_How to complete this task_
Find each line below containing the word "panel" and copy it.

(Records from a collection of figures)
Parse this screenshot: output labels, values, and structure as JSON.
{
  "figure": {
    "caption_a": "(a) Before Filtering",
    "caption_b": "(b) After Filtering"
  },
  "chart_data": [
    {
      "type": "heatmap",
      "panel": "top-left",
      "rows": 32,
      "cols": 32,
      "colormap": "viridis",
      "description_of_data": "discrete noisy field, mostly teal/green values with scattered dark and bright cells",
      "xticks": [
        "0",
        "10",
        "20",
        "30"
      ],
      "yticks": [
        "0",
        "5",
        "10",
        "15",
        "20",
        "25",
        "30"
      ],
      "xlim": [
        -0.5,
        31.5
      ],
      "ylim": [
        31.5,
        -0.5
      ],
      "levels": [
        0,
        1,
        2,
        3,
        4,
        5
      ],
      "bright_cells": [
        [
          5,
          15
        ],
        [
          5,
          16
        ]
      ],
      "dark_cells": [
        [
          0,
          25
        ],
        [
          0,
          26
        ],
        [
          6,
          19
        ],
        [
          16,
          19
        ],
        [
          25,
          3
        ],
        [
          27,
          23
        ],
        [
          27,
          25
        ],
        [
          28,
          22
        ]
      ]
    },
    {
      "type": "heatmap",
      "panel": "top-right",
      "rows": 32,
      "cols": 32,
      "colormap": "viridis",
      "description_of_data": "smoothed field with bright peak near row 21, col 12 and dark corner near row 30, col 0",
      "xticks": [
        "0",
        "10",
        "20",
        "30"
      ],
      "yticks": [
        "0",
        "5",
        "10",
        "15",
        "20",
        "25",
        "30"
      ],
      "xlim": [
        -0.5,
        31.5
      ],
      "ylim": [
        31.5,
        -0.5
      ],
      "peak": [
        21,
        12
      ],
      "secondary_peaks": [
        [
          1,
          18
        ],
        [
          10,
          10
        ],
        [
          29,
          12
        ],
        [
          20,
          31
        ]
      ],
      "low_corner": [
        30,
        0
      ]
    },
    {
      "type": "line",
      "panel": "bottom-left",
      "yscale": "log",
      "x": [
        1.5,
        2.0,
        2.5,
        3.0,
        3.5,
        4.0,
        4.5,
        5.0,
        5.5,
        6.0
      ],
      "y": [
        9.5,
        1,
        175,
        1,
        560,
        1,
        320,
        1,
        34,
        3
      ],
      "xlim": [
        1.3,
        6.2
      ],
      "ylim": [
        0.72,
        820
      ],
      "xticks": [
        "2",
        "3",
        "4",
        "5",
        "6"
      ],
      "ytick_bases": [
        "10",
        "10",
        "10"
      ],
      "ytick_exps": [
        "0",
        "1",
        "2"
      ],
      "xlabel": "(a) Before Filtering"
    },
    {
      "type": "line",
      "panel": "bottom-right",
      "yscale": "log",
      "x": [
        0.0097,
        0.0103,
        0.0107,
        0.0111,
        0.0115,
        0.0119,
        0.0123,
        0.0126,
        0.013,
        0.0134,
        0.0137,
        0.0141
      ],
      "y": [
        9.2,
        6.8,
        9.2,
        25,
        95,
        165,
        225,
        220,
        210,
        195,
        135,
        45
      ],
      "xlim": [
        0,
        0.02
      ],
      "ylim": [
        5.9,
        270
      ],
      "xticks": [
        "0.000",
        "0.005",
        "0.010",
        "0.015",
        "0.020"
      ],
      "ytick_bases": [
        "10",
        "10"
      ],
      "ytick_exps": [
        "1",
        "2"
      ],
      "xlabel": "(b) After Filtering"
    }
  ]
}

_Exercise solution_
      "panel": "top-left",
      "panel": "top-right",
      "panel": "bottom-left",
      "panel": "bottom-right",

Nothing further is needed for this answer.